* **Your task**
Each line of the material below that holds the word "Итого" needs to be copied.

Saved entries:
══════
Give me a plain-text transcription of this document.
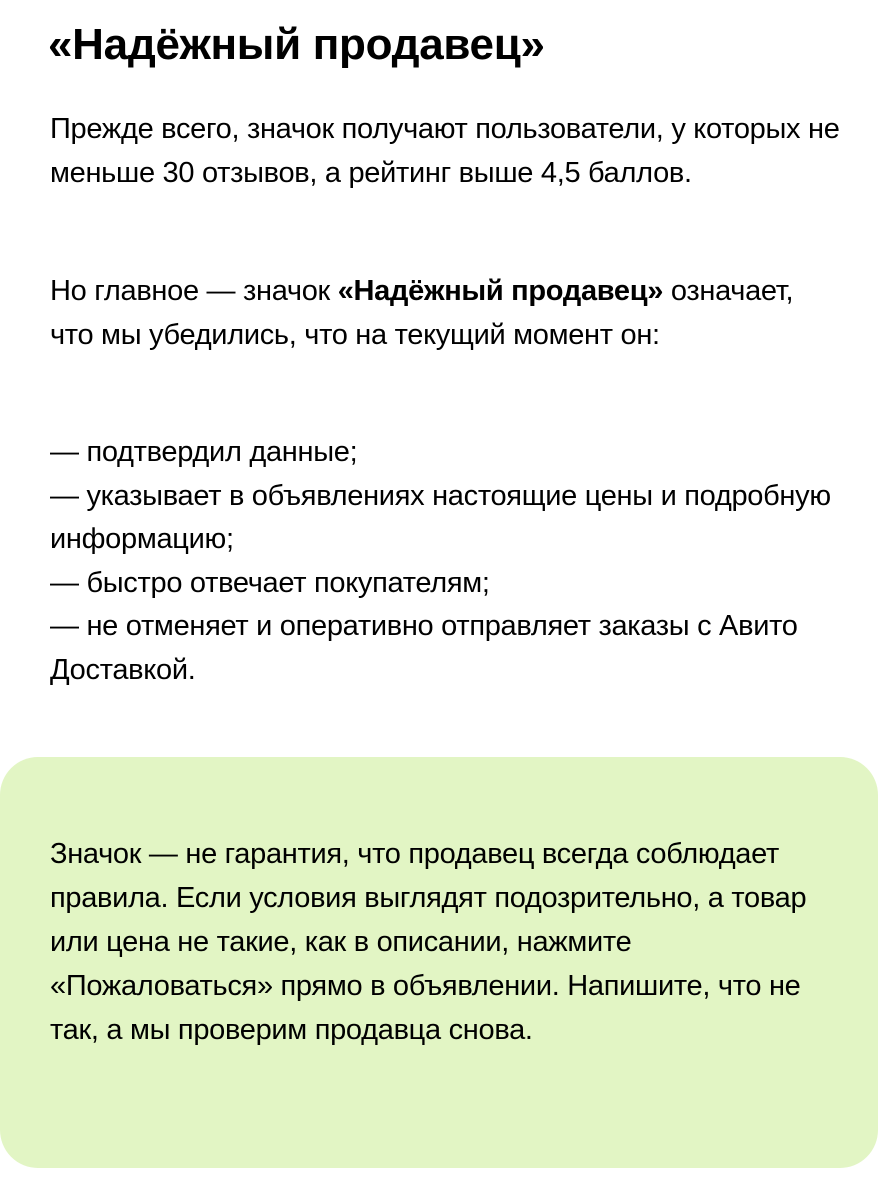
«Надёжный продавец»

Прежде всего, значок получают пользователи, у которых не меньше 30 отзывов, а рейтинг выше 4,5 баллов.

Но главное — значок «Надёжный продавец» означает, что мы убедились, что на текущий момент он:

— подтвердил данные;
— указывает в объявлениях настоящие цены и подробную информацию;
— быстро отвечает покупателям;
— не отменяет и оперативно отправляет заказы с Авито Доставкой.

Значок — не гарантия, что продавец всегда соблюдает правила. Если условия выглядят подозрительно, а товар или цена не такие, как в описании, нажмите «Пожаловаться» прямо в объявлении. Напишите, что не так, а мы проверим продавца снова.
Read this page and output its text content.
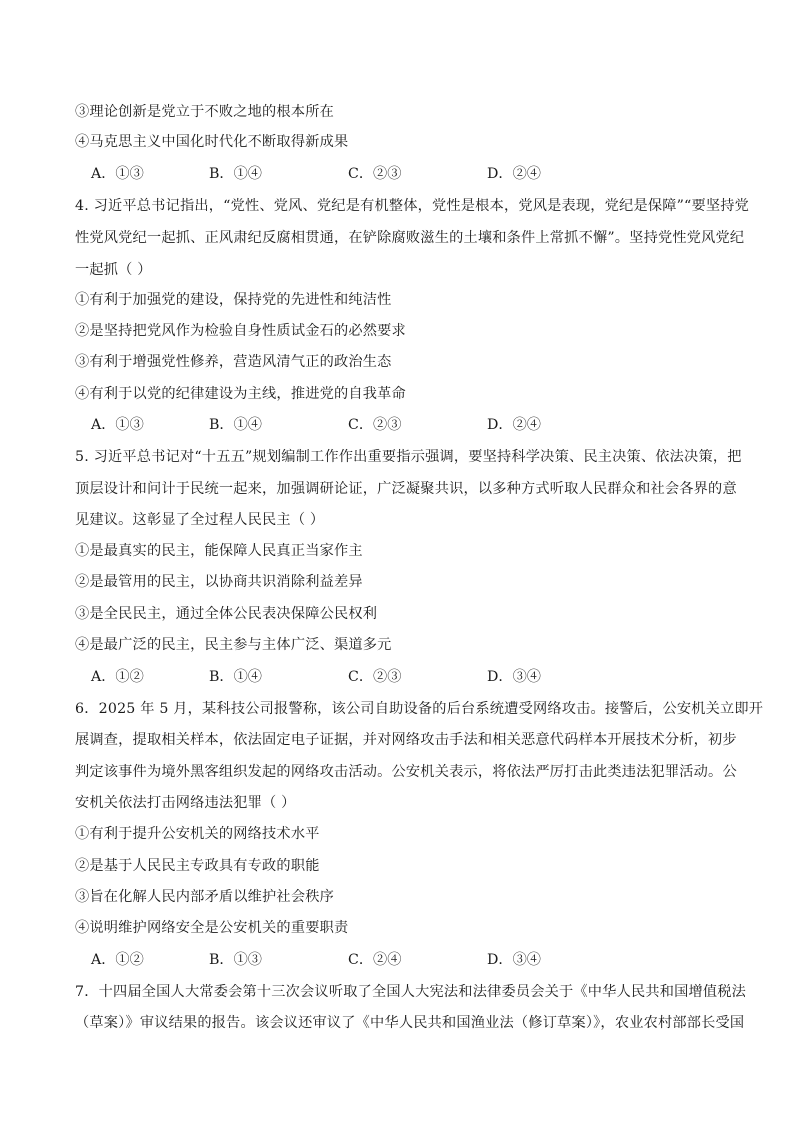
③理论创新是党立于不败之地的根本所在
④马克思主义中国化时代化不断取得新成果
A．①③	B．①④	C．②③	D．②④
4. 习近平总书记指出，“党性、党风、党纪是有机整体，党性是根本，党风是表现，党纪是保障”“要坚持党
性党风党纪一起抓、正风肃纪反腐相贯通，在铲除腐败滋生的土壤和条件上常抓不懈”。坚持党性党风党纪
一起抓（ ）
①有利于加强党的建设，保持党的先进性和纯洁性
②是坚持把党风作为检验自身性质试金石的必然要求
③有利于增强党性修养，营造风清气正的政治生态
④有利于以党的纪律建设为主线，推进党的自我革命
A．①③	B．①④	C．②③	D．②④
5. 习近平总书记对“十五五”规划编制工作作出重要指示强调，要坚持科学决策、民主决策、依法决策，把
顶层设计和问计于民统一起来，加强调研论证，广泛凝聚共识，以多种方式听取人民群众和社会各界的意
见建议。这彰显了全过程人民民主（ ）
①是最真实的民主，能保障人民真正当家作主
②是最管用的民主，以协商共识消除利益差异
③是全民民主，通过全体公民表决保障公民权利
④是最广泛的民主，民主参与主体广泛、渠道多元
A．①②	B．①④	C．②③	D．③④
6．2025 年 5 月，某科技公司报警称，该公司自助设备的后台系统遭受网络攻击。接警后，公安机关立即开
展调查，提取相关样本，依法固定电子证据，并对网络攻击手法和相关恶意代码样本开展技术分析，初步
判定该事件为境外黑客组织发起的网络攻击活动。公安机关表示，将依法严厉打击此类违法犯罪活动。公
安机关依法打击网络违法犯罪（ ）
①有利于提升公安机关的网络技术水平
②是基于人民民主专政具有专政的职能
③旨在化解人民内部矛盾以维护社会秩序
④说明维护网络安全是公安机关的重要职责
A．①②	B．①③	C．②④	D．③④
7．十四届全国人大常委会第十三次会议听取了全国人大宪法和法律委员会关于《中华人民共和国增值税法
（草案）》审议结果的报告。该会议还审议了《中华人民共和国渔业法（修订草案）》，农业农村部部长受国
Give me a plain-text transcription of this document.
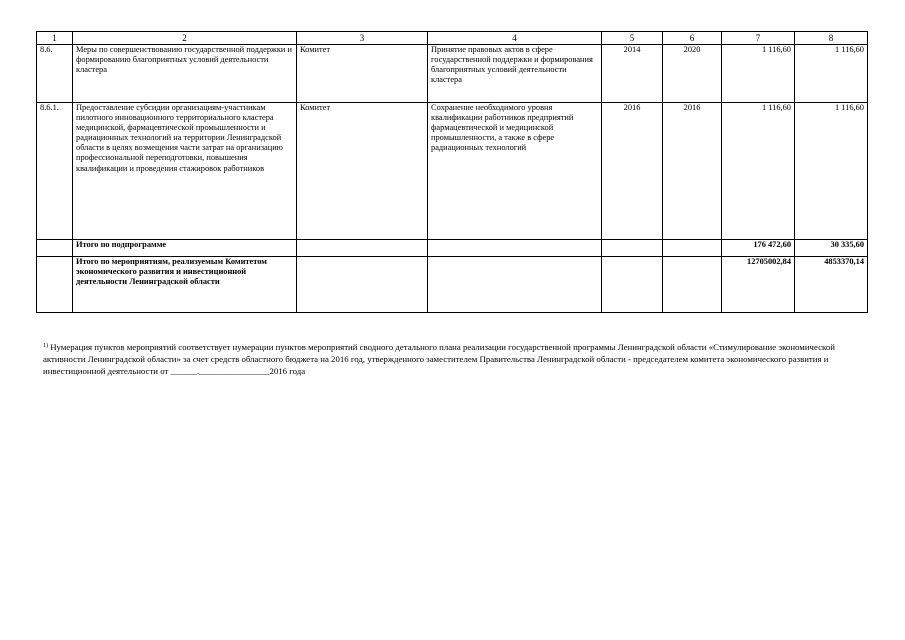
1	2	3	4	5	6	7	8
8.6.	Меры по совершенствованию государственной поддержки и формированию благоприятных условий деятельности кластера	Комитет	Принятие правовых актов в сфере государственной поддержки и формирования благоприятных условий деятельности кластера	2014	2020	1 116,60	1 116,60
8.6.1.	Предоставление субсидии организациям-участникам пилотного инновационного территориального кластера медицинской, фармацевтической промышленности и радиационных технологий на территории Ленинградской области в целях возмещения части затрат на организацию профессиональной переподготовки, повышения квалификации и проведения стажировок работников	Комитет	Сохранение необходимого уровня квалификации работников предприятий фармацевтической и медицинской промышленности, а также в сфере радиационных технологий	2016	2016	1 116,60	1 116,60
	Итого по подпрограмме					176 472,60	30 335,60
	Итого по мероприятиям, реализуемым Комитетом экономического развития и инвестиционной деятельности Ленинградской области					12705002,84	4853370,14
$^{1)}$ Нумерация пунктов мероприятий соответствует нумерации пунктов мероприятий сводного детального плана реализации государственной программы Ленинградской области «Стимулирование экономической активности Ленинградской области» за счет средств областного бюджета на 2016 год, утвержденного заместителем Правительства Ленинградской области - председателем комитета экономического развития и инвестиционной деятельности от ______.________________2016 года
══════
* **The completed task**
	Итого по подпрограмме					176 472,60	30 335,60
	Итого по мероприятиям, реализуемым Комитетом экономического развития и инвестиционной деятельности Ленинградской области					12705002,84	4853370,14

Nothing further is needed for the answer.